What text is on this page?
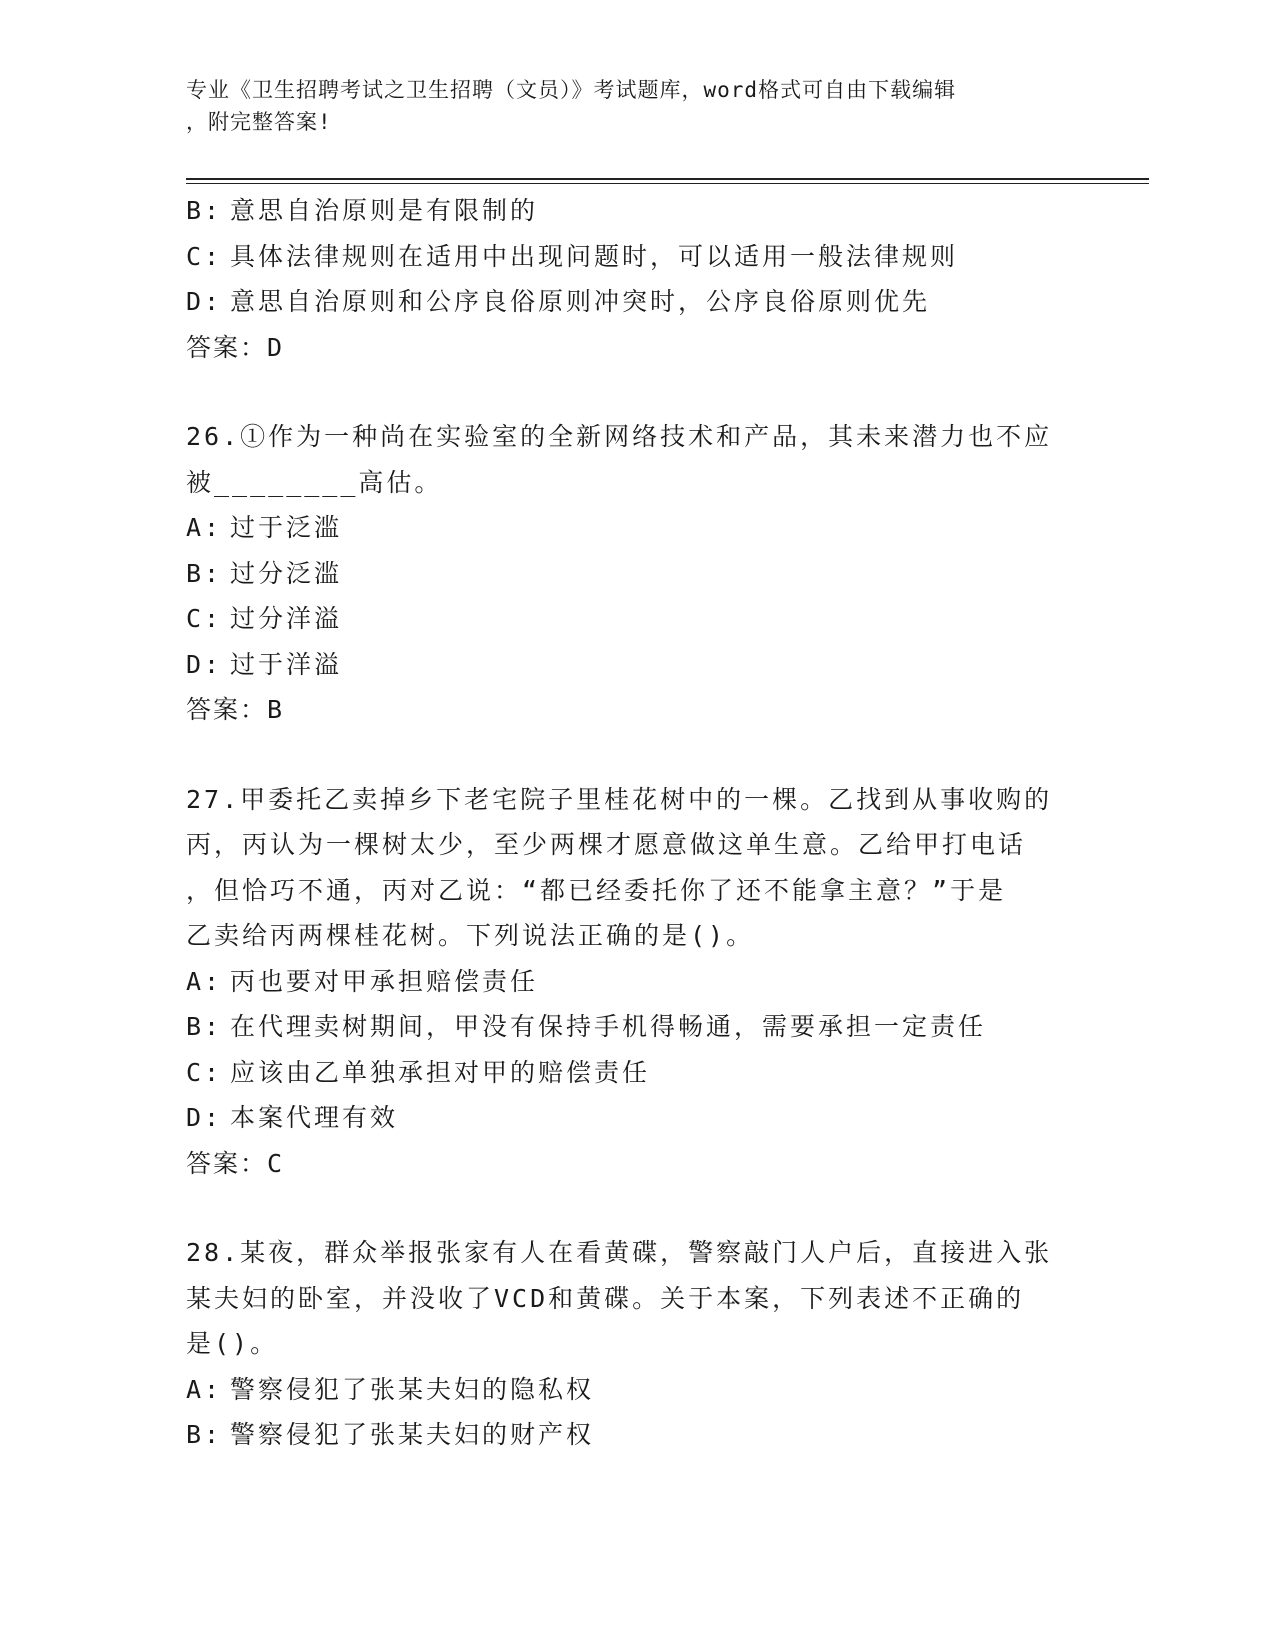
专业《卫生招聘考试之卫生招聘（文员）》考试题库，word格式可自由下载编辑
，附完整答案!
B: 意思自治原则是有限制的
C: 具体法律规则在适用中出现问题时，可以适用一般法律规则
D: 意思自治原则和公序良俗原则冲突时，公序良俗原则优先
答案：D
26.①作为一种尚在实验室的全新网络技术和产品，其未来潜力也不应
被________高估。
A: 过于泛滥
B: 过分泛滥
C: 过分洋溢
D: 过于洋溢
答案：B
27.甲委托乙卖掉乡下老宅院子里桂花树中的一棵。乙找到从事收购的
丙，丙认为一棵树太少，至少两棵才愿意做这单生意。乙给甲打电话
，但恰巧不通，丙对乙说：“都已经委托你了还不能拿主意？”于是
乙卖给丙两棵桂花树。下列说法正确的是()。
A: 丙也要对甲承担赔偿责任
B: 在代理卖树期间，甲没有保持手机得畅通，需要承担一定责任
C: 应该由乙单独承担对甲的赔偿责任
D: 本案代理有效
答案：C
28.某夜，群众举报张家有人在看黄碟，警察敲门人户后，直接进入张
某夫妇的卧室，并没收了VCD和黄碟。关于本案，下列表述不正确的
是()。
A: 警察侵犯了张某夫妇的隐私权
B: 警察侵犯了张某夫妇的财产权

● ● ●

Omit the pictures. Transcribe every record exactly.

What text is on this page?
专业《卫生招聘考试之卫生招聘（文员）》考试题库，word格式可自由下载编辑
，附完整答案!
B: 意思自治原则是有限制的
C: 具体法律规则在适用中出现问题时，可以适用一般法律规则
D: 意思自治原则和公序良俗原则冲突时，公序良俗原则优先
答案：D
26.①作为一种尚在实验室的全新网络技术和产品，其未来潜力也不应
被________高估。
A: 过于泛滥
B: 过分泛滥
C: 过分洋溢
D: 过于洋溢
答案：B
27.甲委托乙卖掉乡下老宅院子里桂花树中的一棵。乙找到从事收购的
丙，丙认为一棵树太少，至少两棵才愿意做这单生意。乙给甲打电话
，但恰巧不通，丙对乙说：“都已经委托你了还不能拿主意？”于是
乙卖给丙两棵桂花树。下列说法正确的是()。
A: 丙也要对甲承担赔偿责任
B: 在代理卖树期间，甲没有保持手机得畅通，需要承担一定责任
C: 应该由乙单独承担对甲的赔偿责任
D: 本案代理有效
答案：C
28.某夜，群众举报张家有人在看黄碟，警察敲门人户后，直接进入张
某夫妇的卧室，并没收了VCD和黄碟。关于本案，下列表述不正确的
是()。
A: 警察侵犯了张某夫妇的隐私权
B: 警察侵犯了张某夫妇的财产权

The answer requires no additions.